**WHAT IS NEEDED**
Pull every line from the entries below and reproduce each one character for character.

Saved data entries:
:::
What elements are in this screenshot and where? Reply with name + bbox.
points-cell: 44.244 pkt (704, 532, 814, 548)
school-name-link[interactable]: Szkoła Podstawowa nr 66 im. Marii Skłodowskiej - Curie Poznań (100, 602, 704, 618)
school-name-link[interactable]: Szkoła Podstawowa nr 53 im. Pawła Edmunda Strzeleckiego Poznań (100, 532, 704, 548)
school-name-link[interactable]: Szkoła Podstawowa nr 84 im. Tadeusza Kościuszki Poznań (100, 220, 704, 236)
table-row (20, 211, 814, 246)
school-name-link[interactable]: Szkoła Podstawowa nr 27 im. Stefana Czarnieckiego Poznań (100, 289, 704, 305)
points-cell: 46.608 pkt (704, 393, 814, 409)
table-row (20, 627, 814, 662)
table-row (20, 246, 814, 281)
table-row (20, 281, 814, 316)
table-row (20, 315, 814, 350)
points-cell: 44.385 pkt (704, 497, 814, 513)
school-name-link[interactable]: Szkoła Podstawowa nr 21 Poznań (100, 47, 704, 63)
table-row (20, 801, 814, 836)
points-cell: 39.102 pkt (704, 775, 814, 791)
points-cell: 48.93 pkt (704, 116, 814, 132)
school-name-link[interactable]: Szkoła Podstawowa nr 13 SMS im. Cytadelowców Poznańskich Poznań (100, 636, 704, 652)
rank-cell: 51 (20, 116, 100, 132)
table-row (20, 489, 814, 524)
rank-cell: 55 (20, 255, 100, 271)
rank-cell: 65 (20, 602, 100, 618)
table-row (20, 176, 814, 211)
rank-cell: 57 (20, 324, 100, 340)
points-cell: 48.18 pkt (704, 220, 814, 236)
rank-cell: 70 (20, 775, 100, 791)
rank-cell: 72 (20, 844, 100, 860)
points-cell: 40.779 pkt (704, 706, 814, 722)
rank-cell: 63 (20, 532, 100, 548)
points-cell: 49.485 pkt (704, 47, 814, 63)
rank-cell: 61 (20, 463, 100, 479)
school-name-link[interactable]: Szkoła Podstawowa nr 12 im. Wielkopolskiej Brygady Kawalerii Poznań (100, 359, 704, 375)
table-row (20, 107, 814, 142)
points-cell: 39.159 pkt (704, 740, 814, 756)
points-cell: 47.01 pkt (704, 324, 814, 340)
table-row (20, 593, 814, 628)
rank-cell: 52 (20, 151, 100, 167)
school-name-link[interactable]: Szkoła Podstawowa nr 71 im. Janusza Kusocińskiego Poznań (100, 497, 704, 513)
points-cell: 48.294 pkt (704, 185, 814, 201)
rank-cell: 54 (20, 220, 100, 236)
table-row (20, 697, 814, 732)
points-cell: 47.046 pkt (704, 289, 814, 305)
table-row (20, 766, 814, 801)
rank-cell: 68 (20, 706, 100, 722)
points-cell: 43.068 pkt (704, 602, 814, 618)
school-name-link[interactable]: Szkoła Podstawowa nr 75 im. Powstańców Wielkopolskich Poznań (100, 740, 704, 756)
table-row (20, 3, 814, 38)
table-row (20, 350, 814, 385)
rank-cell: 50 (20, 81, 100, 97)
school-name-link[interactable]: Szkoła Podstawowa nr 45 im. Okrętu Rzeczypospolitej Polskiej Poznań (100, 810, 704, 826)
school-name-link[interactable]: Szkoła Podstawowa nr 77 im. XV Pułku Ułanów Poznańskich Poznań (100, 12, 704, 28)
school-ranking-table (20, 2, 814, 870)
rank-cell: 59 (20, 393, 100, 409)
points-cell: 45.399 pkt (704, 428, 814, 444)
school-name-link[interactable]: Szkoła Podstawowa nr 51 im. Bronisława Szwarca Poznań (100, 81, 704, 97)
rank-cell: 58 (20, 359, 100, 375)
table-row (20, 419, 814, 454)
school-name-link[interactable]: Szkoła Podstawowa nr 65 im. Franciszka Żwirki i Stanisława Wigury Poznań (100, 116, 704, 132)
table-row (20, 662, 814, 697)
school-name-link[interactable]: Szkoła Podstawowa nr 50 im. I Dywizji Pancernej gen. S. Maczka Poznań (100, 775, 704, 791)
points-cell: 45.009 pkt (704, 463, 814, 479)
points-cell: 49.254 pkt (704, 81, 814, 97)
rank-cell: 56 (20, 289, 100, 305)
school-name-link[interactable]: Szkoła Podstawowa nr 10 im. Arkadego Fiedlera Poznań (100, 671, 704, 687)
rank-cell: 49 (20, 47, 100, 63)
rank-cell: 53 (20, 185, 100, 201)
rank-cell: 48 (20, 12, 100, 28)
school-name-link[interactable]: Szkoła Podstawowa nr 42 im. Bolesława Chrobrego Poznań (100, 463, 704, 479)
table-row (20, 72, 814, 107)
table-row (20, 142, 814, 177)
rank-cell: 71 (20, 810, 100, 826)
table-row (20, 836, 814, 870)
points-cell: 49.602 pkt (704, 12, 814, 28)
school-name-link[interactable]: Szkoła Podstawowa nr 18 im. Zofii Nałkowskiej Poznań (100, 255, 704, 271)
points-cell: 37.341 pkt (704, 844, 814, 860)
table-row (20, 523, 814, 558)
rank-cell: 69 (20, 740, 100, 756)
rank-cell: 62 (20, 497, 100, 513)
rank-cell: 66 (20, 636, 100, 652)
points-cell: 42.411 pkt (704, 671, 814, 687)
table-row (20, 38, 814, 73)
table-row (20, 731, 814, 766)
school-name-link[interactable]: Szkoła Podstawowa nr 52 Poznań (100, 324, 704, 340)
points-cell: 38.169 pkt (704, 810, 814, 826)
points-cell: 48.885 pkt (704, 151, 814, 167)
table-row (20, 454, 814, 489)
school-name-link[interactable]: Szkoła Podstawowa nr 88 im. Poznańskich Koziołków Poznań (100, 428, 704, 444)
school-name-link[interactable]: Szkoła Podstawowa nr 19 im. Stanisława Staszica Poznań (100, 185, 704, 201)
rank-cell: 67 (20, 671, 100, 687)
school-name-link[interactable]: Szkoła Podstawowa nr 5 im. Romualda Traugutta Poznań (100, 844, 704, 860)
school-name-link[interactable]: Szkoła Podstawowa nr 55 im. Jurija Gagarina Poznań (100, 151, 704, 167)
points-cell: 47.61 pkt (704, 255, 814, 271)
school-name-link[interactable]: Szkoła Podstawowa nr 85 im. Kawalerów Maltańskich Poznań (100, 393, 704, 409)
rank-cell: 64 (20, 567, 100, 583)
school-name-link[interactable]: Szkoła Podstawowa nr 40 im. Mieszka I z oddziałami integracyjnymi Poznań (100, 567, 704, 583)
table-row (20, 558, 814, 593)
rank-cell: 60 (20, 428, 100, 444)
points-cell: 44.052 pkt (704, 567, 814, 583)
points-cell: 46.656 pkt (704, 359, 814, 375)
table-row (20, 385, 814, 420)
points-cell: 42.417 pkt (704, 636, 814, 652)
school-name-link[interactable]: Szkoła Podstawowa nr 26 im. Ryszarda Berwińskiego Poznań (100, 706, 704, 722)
:::
**SOLUTION**
What elements are in this screenshot and where? Reply with name + bbox.
points-cell: 44.244 pkt (704, 532, 814, 548)
school-name-link[interactable]: Szkoła Podstawowa nr 66 im. Marii Skłodowskiej - Curie Poznań (100, 602, 704, 618)
school-name-link[interactable]: Szkoła Podstawowa nr 53 im. Pawła Edmunda Strzeleckiego Poznań (100, 532, 704, 548)
school-name-link[interactable]: Szkoła Podstawowa nr 84 im. Tadeusza Kościuszki Poznań (100, 220, 704, 236)
table-row (20, 211, 814, 246)
school-name-link[interactable]: Szkoła Podstawowa nr 27 im. Stefana Czarnieckiego Poznań (100, 289, 704, 305)
points-cell: 46.608 pkt (704, 393, 814, 409)
table-row (20, 627, 814, 662)
table-row (20, 246, 814, 281)
table-row (20, 281, 814, 316)
table-row (20, 315, 814, 350)
points-cell: 44.385 pkt (704, 497, 814, 513)
school-name-link[interactable]: Szkoła Podstawowa nr 21 Poznań (100, 47, 704, 63)
table-row (20, 801, 814, 836)
points-cell: 39.102 pkt (704, 775, 814, 791)
points-cell: 48.93 pkt (704, 116, 814, 132)
school-name-link[interactable]: Szkoła Podstawowa nr 13 SMS im. Cytadelowców Poznańskich Poznań (100, 636, 704, 652)
rank-cell: 51 (20, 116, 100, 132)
table-row (20, 489, 814, 524)
rank-cell: 55 (20, 255, 100, 271)
rank-cell: 65 (20, 602, 100, 618)
table-row (20, 176, 814, 211)
rank-cell: 57 (20, 324, 100, 340)
points-cell: 48.18 pkt (704, 220, 814, 236)
rank-cell: 70 (20, 775, 100, 791)
rank-cell: 72 (20, 844, 100, 860)
points-cell: 40.779 pkt (704, 706, 814, 722)
rank-cell: 63 (20, 532, 100, 548)
points-cell: 49.485 pkt (704, 47, 814, 63)
rank-cell: 61 (20, 463, 100, 479)
school-name-link[interactable]: Szkoła Podstawowa nr 12 im. Wielkopolskiej Brygady Kawalerii Poznań (100, 359, 704, 375)
table-row (20, 107, 814, 142)
points-cell: 39.159 pkt (704, 740, 814, 756)
points-cell: 47.01 pkt (704, 324, 814, 340)
table-row (20, 593, 814, 628)
rank-cell: 52 (20, 151, 100, 167)
school-name-link[interactable]: Szkoła Podstawowa nr 71 im. Janusza Kusocińskiego Poznań (100, 497, 704, 513)
points-cell: 48.294 pkt (704, 185, 814, 201)
rank-cell: 54 (20, 220, 100, 236)
table-row (20, 697, 814, 732)
points-cell: 47.046 pkt (704, 289, 814, 305)
table-row (20, 766, 814, 801)
rank-cell: 68 (20, 706, 100, 722)
points-cell: 43.068 pkt (704, 602, 814, 618)
school-name-link[interactable]: Szkoła Podstawowa nr 75 im. Powstańców Wielkopolskich Poznań (100, 740, 704, 756)
table-row (20, 3, 814, 38)
table-row (20, 350, 814, 385)
rank-cell: 50 (20, 81, 100, 97)
school-name-link[interactable]: Szkoła Podstawowa nr 45 im. Okrętu Rzeczypospolitej Polskiej Poznań (100, 810, 704, 826)
school-name-link[interactable]: Szkoła Podstawowa nr 77 im. XV Pułku Ułanów Poznańskich Poznań (100, 12, 704, 28)
school-ranking-table (20, 2, 814, 870)
rank-cell: 59 (20, 393, 100, 409)
points-cell: 45.399 pkt (704, 428, 814, 444)
school-name-link[interactable]: Szkoła Podstawowa nr 51 im. Bronisława Szwarca Poznań (100, 81, 704, 97)
rank-cell: 58 (20, 359, 100, 375)
table-row (20, 419, 814, 454)
school-name-link[interactable]: Szkoła Podstawowa nr 65 im. Franciszka Żwirki i Stanisława Wigury Poznań (100, 116, 704, 132)
table-row (20, 662, 814, 697)
school-name-link[interactable]: Szkoła Podstawowa nr 50 im. I Dywizji Pancernej gen. S. Maczka Poznań (100, 775, 704, 791)
points-cell: 45.009 pkt (704, 463, 814, 479)
points-cell: 49.254 pkt (704, 81, 814, 97)
rank-cell: 56 (20, 289, 100, 305)
school-name-link[interactable]: Szkoła Podstawowa nr 10 im. Arkadego Fiedlera Poznań (100, 671, 704, 687)
rank-cell: 49 (20, 47, 100, 63)
rank-cell: 53 (20, 185, 100, 201)
rank-cell: 48 (20, 12, 100, 28)
school-name-link[interactable]: Szkoła Podstawowa nr 42 im. Bolesława Chrobrego Poznań (100, 463, 704, 479)
table-row (20, 72, 814, 107)
table-row (20, 142, 814, 177)
rank-cell: 71 (20, 810, 100, 826)
table-row (20, 836, 814, 870)
points-cell: 49.602 pkt (704, 12, 814, 28)
school-name-link[interactable]: Szkoła Podstawowa nr 18 im. Zofii Nałkowskiej Poznań (100, 255, 704, 271)
points-cell: 37.341 pkt (704, 844, 814, 860)
table-row (20, 523, 814, 558)
rank-cell: 69 (20, 740, 100, 756)
rank-cell: 62 (20, 497, 100, 513)
rank-cell: 66 (20, 636, 100, 652)
points-cell: 42.411 pkt (704, 671, 814, 687)
table-row (20, 38, 814, 73)
table-row (20, 731, 814, 766)
school-name-link[interactable]: Szkoła Podstawowa nr 52 Poznań (100, 324, 704, 340)
points-cell: 38.169 pkt (704, 810, 814, 826)
points-cell: 48.885 pkt (704, 151, 814, 167)
table-row (20, 454, 814, 489)
school-name-link[interactable]: Szkoła Podstawowa nr 88 im. Poznańskich Koziołków Poznań (100, 428, 704, 444)
school-name-link[interactable]: Szkoła Podstawowa nr 19 im. Stanisława Staszica Poznań (100, 185, 704, 201)
rank-cell: 67 (20, 671, 100, 687)
school-name-link[interactable]: Szkoła Podstawowa nr 5 im. Romualda Traugutta Poznań (100, 844, 704, 860)
school-name-link[interactable]: Szkoła Podstawowa nr 55 im. Jurija Gagarina Poznań (100, 151, 704, 167)
points-cell: 47.61 pkt (704, 255, 814, 271)
school-name-link[interactable]: Szkoła Podstawowa nr 85 im. Kawalerów Maltańskich Poznań (100, 393, 704, 409)
rank-cell: 64 (20, 567, 100, 583)
school-name-link[interactable]: Szkoła Podstawowa nr 40 im. Mieszka I z oddziałami integracyjnymi Poznań (100, 567, 704, 583)
table-row (20, 558, 814, 593)
rank-cell: 60 (20, 428, 100, 444)
points-cell: 44.052 pkt (704, 567, 814, 583)
points-cell: 46.656 pkt (704, 359, 814, 375)
table-row (20, 385, 814, 420)
points-cell: 42.417 pkt (704, 636, 814, 652)
school-name-link[interactable]: Szkoła Podstawowa nr 26 im. Ryszarda Berwińskiego Poznań (100, 706, 704, 722)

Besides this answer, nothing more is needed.